■ DATA TO PROCESS ■
--------------------
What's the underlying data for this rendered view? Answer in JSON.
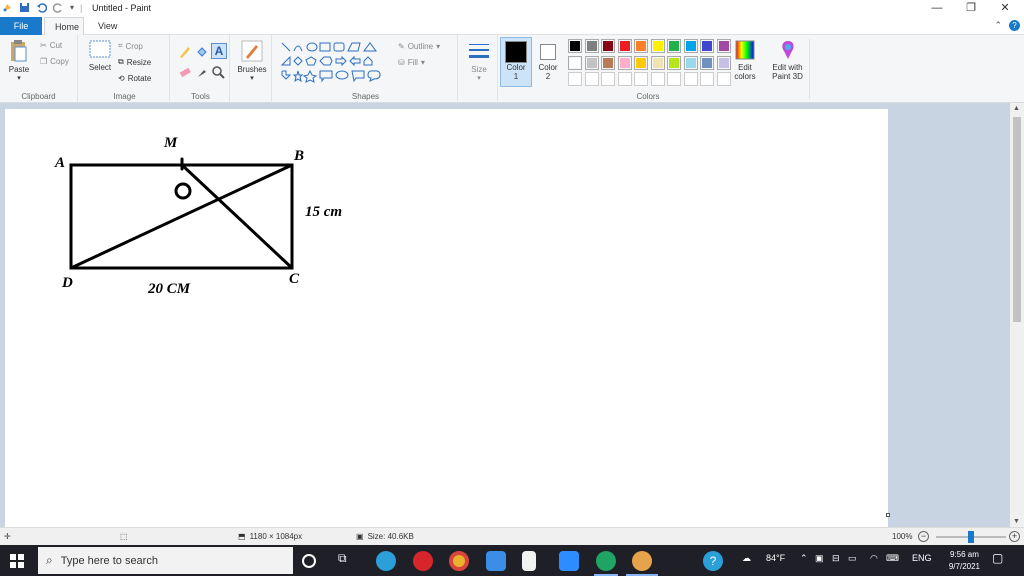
{
  "window": {
    "title": "Untitled - Paint",
    "minimize": "—",
    "maximize": "❐",
    "close": "✕"
  },
  "tabs": {
    "file": "File",
    "home": "Home",
    "view": "View"
  },
  "ribbon": {
    "clipboard": {
      "label": "Clipboard",
      "paste": "Paste",
      "cut": "Cut",
      "copy": "Copy"
    },
    "image": {
      "label": "Image",
      "select": "Select",
      "crop": "Crop",
      "resize": "Resize",
      "rotate": "Rotate"
    },
    "tools": {
      "label": "Tools"
    },
    "brushes": {
      "label": "Brushes"
    },
    "shapes": {
      "label": "Shapes",
      "outline": "Outline",
      "fill": "Fill"
    },
    "size": {
      "label": "Size"
    },
    "color1": {
      "label": "Color",
      "num": "1",
      "color": "#000000"
    },
    "color2": {
      "label": "Color",
      "num": "2",
      "color": "#ffffff"
    },
    "colors": {
      "label": "Colors",
      "row1": [
        "#000000",
        "#7f7f7f",
        "#880015",
        "#ed1c24",
        "#ff7f27",
        "#fff200",
        "#22b14c",
        "#00a2e8",
        "#3f48cc",
        "#a349a4"
      ],
      "row2": [
        "#ffffff",
        "#c3c3c3",
        "#b97a57",
        "#ffaec9",
        "#ffc90e",
        "#efe4b0",
        "#b5e61d",
        "#99d9ea",
        "#7092be",
        "#c8bfe7"
      ]
    },
    "edit_colors": {
      "line1": "Edit",
      "line2": "colors"
    },
    "edit_paint3d": {
      "line1": "Edit with",
      "line2": "Paint 3D"
    }
  },
  "drawing": {
    "label_a": "A",
    "label_b": "B",
    "label_c": "C",
    "label_d": "D",
    "label_m": "M",
    "side_bc": "15 cm",
    "side_dc": "20 CM"
  },
  "status": {
    "dimensions": "1180 × 1084px",
    "size": "Size: 40.6KB",
    "zoom": "100%",
    "zoom_level": 0.5
  },
  "taskbar": {
    "search_placeholder": "Type here to search",
    "weather": "84°F",
    "lang": "ENG",
    "time": "9:56 am",
    "date": "9/7/2021"
  }
}
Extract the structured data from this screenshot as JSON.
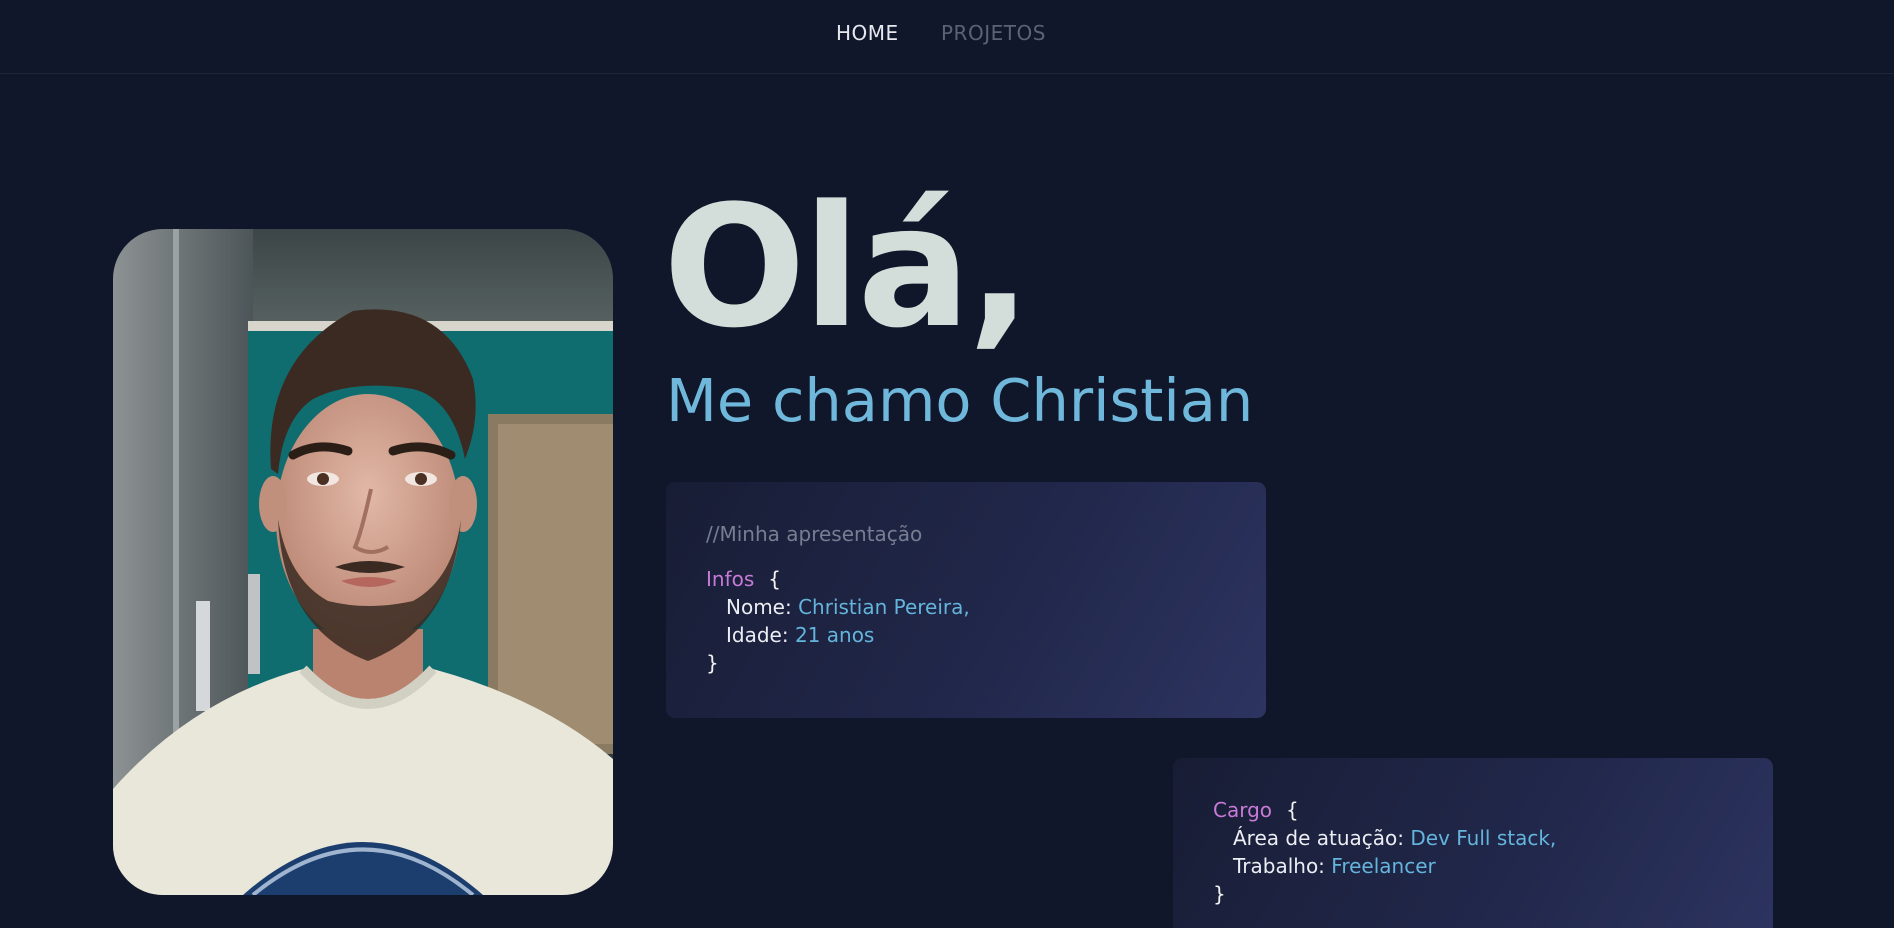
{
  "nav": {
    "home_label": "HOME",
    "projects_label": "PROJETOS"
  },
  "hero": {
    "greeting": "Olá,",
    "subtitle": "Me chamo Christian"
  },
  "info_card": {
    "comment": "//Minha apresentação",
    "object_name": "Infos",
    "open_brace": "{",
    "close_brace": "}",
    "fields": [
      {
        "key": "Nome:",
        "value": "Christian Pereira,"
      },
      {
        "key": "Idade:",
        "value": "21 anos"
      }
    ]
  },
  "cargo_card": {
    "object_name": "Cargo",
    "open_brace": "{",
    "close_brace": "}",
    "fields": [
      {
        "key": "Área de atuação:",
        "value": "Dev Full stack,"
      },
      {
        "key": "Trabalho:",
        "value": "Freelancer"
      }
    ]
  },
  "colors": {
    "background": "#10172a",
    "heading": "#d3ddd9",
    "accent_blue": "#6fb8dc",
    "code_key": "#c77ad6",
    "comment": "#777e92"
  }
}
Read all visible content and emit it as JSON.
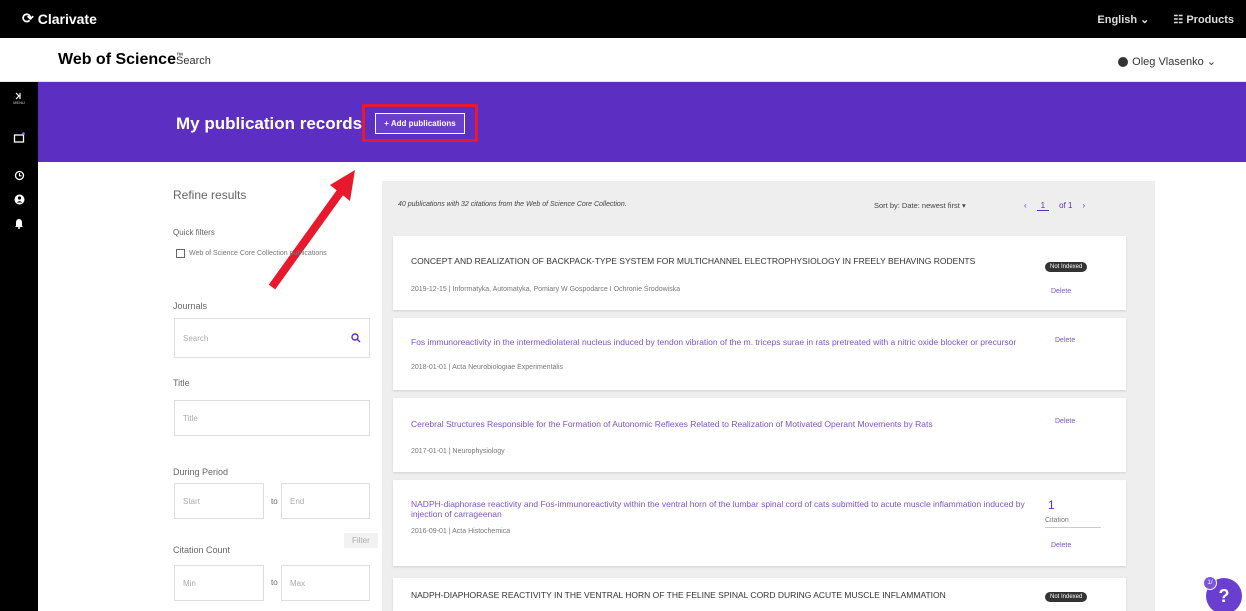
{
  "topbar": {
    "brand": "Clarivate",
    "language": "English ⌄",
    "products": "☷ Products"
  },
  "header": {
    "logo": "Web of Science",
    "logo_tm": "™",
    "nav_search": "Search",
    "user_name": "Oleg Vlasenko ⌄"
  },
  "rail": {
    "menu_label": "MENU"
  },
  "banner": {
    "title": "My publication records",
    "add_button": "+ Add publications"
  },
  "refine": {
    "title": "Refine results",
    "quick_filters_label": "Quick filters",
    "wos_checkbox_label": "Web of Science Core Collection publications",
    "journals_label": "Journals",
    "journals_placeholder": "Search",
    "title_label": "Title",
    "title_placeholder": "Title",
    "period_label": "During Period",
    "start_placeholder": "Start",
    "end_placeholder": "End",
    "to_label": "to",
    "filter_button": "Filter",
    "citation_label": "Citation Count",
    "min_placeholder": "Min",
    "max_placeholder": "Max"
  },
  "results": {
    "summary": "40 publications with 32 citations from the Web of Science Core Collection.",
    "sort_label": "Sort by: Date: newest first ▾",
    "pager_prev": "‹",
    "pager_page": "1",
    "pager_of": "of 1",
    "pager_next": "›",
    "items": [
      {
        "title": "CONCEPT AND REALIZATION OF BACKPACK-TYPE SYSTEM FOR MULTICHANNEL ELECTROPHYSIOLOGY IN FREELY BEHAVING RODENTS",
        "meta": "2019-12-15 | Informatyka, Automatyka, Pomiary W Gospodarce I Ochronie Środowiska",
        "badge": "Not Indexed",
        "delete": "Delete"
      },
      {
        "title": "Fos immunoreactivity in the intermediolateral nucleus induced by tendon vibration of the m. triceps surae in rats pretreated with a nitric oxide blocker or precursor",
        "meta": "2018-01-01 | Acta Neurobiologiae Experimentalis",
        "delete": "Delete"
      },
      {
        "title": "Cerebral Structures Responsible for the Formation of Autonomic Reflexes Related to Realization of Motivated Operant Movements by Rats",
        "meta": "2017-01-01 | Neurophysiology",
        "delete": "Delete"
      },
      {
        "title": "NADPH-diaphorase reactivity and Fos-immunoreactivity within the ventral horn of the lumbar spinal cord of cats submitted to acute muscle inflammation induced by injection of carrageenan",
        "meta": "2016-09-01 | Acta Histochemica",
        "cite_count": "1",
        "cite_label": "Citation",
        "delete": "Delete"
      },
      {
        "title": "NADPH-DIAPHORASE REACTIVITY IN THE VENTRAL HORN OF THE FELINE SPINAL CORD DURING ACUTE MUSCLE INFLAMMATION",
        "badge": "Not Indexed"
      }
    ]
  },
  "help": {
    "glyph": "?",
    "badge": "1/"
  },
  "colors": {
    "banner": "#5c2fc2",
    "highlight": "#e8192c",
    "link": "#7a55c8"
  }
}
--------------------
■ PROBLEM ■
Report the number of lines that contain "JSON", with no other words.

■ ANSWER BELOW ■
3